# Start of RECORD EXTRACTS
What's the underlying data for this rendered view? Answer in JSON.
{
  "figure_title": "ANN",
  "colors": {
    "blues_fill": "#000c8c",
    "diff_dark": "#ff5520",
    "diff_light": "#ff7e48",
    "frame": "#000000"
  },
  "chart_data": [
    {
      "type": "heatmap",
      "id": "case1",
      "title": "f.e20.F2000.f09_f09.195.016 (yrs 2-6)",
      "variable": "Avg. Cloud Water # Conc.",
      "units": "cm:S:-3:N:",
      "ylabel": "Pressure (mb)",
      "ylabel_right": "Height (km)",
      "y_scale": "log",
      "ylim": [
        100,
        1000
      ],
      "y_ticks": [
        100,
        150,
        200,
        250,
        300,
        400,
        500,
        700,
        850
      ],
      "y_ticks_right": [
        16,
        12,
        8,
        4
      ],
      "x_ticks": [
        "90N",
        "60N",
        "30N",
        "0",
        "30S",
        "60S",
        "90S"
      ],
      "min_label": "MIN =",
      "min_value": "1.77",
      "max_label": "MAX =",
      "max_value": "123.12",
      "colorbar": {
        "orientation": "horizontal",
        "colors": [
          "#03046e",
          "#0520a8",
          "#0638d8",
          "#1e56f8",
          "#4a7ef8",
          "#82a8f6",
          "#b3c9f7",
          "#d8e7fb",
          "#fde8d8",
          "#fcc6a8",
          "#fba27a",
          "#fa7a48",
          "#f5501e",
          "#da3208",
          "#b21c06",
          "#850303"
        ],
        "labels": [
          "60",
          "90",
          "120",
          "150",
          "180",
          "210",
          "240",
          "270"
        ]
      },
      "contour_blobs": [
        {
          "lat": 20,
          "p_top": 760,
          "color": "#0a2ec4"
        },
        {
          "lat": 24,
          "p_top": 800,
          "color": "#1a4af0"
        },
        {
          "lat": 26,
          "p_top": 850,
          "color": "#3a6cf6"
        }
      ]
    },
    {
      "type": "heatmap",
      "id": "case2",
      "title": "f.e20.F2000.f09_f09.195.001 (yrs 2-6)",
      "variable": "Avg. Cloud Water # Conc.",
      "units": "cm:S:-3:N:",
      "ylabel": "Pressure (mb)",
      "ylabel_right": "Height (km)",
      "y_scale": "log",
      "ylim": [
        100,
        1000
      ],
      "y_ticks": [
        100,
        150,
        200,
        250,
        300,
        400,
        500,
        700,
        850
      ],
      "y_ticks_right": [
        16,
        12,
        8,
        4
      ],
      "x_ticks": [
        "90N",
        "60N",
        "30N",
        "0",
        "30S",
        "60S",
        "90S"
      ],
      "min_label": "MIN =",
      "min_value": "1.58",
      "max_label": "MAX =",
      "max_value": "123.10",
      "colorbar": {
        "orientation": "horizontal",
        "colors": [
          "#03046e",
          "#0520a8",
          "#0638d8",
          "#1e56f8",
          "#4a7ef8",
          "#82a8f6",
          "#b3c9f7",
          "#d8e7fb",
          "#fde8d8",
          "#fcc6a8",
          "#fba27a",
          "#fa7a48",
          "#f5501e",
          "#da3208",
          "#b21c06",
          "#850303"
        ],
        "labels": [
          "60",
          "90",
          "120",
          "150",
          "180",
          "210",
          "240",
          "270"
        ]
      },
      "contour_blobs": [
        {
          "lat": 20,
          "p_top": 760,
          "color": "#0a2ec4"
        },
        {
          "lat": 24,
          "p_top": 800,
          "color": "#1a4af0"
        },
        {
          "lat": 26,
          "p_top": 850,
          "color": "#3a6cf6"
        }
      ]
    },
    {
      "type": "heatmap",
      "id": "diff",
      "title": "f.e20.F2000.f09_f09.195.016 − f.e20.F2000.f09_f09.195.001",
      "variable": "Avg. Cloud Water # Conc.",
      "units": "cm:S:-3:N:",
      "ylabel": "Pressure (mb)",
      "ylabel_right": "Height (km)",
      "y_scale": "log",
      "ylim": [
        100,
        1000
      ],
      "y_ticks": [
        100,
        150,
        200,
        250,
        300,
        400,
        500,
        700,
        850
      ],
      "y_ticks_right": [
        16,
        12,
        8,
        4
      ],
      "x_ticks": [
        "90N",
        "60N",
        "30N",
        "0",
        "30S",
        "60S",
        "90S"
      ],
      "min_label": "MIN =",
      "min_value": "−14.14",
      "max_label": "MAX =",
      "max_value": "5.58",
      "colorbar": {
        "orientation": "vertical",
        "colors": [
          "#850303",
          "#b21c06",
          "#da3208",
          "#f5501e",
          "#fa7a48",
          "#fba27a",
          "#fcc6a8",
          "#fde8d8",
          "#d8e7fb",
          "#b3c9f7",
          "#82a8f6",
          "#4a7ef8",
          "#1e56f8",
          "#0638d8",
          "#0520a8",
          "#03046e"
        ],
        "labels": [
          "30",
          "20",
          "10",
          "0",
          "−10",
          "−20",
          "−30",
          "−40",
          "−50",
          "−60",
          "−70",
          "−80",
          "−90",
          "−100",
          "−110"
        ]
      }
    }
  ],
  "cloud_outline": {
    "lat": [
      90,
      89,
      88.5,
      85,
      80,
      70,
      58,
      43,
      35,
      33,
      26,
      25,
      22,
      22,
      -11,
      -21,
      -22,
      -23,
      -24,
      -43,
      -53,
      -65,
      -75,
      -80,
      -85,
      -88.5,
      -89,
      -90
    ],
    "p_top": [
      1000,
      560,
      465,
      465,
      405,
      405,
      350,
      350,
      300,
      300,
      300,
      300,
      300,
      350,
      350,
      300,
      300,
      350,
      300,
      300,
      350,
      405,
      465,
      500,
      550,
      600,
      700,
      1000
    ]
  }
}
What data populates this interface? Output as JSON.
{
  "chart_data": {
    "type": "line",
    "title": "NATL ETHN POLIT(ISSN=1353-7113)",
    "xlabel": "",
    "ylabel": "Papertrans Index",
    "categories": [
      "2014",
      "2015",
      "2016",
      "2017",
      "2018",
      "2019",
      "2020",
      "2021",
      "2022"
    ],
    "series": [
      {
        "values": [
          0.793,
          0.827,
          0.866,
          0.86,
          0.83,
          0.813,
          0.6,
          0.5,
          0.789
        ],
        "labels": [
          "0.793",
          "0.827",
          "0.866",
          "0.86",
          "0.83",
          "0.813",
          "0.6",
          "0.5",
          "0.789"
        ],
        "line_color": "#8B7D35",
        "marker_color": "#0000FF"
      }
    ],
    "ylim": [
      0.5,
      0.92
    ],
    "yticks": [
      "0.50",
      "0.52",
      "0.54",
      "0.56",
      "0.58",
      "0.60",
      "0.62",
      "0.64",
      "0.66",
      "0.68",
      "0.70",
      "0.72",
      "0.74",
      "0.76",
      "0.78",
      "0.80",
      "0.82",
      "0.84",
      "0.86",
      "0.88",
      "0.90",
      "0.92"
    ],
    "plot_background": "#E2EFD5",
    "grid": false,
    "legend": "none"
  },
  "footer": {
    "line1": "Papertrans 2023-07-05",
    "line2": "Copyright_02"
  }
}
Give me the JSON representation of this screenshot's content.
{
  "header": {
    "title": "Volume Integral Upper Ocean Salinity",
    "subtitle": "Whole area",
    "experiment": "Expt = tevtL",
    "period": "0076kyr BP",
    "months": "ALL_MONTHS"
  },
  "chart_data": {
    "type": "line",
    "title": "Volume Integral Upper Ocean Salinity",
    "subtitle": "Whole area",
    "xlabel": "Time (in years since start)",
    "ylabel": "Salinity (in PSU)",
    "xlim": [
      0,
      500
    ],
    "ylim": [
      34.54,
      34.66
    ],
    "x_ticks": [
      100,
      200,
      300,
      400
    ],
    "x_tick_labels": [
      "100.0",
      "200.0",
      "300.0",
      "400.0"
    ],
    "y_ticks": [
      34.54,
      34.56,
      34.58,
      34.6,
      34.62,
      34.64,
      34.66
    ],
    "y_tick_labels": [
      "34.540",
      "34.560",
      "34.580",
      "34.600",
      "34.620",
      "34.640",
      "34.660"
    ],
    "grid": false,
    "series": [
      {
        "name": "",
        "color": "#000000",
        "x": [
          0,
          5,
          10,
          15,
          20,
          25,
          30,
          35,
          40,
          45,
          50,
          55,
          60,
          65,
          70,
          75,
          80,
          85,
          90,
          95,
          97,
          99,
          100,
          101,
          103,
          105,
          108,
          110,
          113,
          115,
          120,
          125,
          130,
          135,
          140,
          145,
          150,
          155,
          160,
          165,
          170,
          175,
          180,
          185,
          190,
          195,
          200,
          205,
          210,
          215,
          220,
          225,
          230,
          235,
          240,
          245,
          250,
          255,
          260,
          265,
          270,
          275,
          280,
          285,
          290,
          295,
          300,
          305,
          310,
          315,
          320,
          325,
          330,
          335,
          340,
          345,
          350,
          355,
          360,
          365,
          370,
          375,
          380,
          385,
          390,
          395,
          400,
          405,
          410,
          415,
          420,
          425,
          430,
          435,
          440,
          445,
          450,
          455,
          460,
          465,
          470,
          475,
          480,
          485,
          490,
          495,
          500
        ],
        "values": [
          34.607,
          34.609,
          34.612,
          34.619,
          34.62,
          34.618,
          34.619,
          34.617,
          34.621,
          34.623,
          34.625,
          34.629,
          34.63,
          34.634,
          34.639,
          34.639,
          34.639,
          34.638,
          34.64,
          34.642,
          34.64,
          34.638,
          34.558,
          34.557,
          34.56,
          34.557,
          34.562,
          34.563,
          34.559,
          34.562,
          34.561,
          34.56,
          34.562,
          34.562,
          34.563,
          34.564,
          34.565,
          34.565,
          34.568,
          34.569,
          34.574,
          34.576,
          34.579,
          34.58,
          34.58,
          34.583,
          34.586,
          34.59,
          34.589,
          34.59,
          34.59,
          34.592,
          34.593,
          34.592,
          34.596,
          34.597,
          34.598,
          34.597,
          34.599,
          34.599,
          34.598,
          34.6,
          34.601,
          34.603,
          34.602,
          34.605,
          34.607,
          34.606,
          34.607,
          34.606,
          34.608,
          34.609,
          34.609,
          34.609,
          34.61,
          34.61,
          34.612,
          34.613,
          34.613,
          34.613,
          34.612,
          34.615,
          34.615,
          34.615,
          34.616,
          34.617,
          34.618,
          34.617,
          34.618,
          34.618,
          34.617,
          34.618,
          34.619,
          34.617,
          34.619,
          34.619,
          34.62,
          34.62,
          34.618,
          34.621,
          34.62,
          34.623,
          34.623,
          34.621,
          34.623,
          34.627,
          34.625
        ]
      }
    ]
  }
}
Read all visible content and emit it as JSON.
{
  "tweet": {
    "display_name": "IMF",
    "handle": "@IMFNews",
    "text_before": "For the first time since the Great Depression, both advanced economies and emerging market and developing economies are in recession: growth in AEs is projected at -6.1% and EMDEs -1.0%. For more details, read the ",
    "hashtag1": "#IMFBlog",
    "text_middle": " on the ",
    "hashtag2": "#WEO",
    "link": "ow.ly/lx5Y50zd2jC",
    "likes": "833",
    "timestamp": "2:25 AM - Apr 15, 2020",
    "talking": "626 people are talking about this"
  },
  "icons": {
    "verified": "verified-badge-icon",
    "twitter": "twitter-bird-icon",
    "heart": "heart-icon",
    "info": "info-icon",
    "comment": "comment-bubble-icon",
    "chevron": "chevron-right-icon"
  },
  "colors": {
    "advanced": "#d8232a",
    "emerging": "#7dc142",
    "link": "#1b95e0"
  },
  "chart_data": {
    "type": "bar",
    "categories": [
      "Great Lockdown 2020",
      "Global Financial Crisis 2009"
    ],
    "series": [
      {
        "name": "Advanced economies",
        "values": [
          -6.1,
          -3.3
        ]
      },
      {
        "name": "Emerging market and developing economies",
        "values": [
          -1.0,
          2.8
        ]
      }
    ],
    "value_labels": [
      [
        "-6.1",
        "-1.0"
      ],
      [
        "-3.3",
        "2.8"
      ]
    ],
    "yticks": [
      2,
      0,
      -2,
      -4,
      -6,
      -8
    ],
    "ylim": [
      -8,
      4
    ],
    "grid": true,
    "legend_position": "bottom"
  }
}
# End of RECORD EXTRACTS
PROBLEM STATEMENT:
Which lines contain "developing"? Copy each of them out.

TASK SOLUTION:
    "text_before": "For the first time since the Great Depression, both advanced economies and emerging market and developing economies are in recession: growth in AEs is projected at -6.1% and EMDEs -1.0%. For more details, read the ",
        "name": "Emerging market and developing economies",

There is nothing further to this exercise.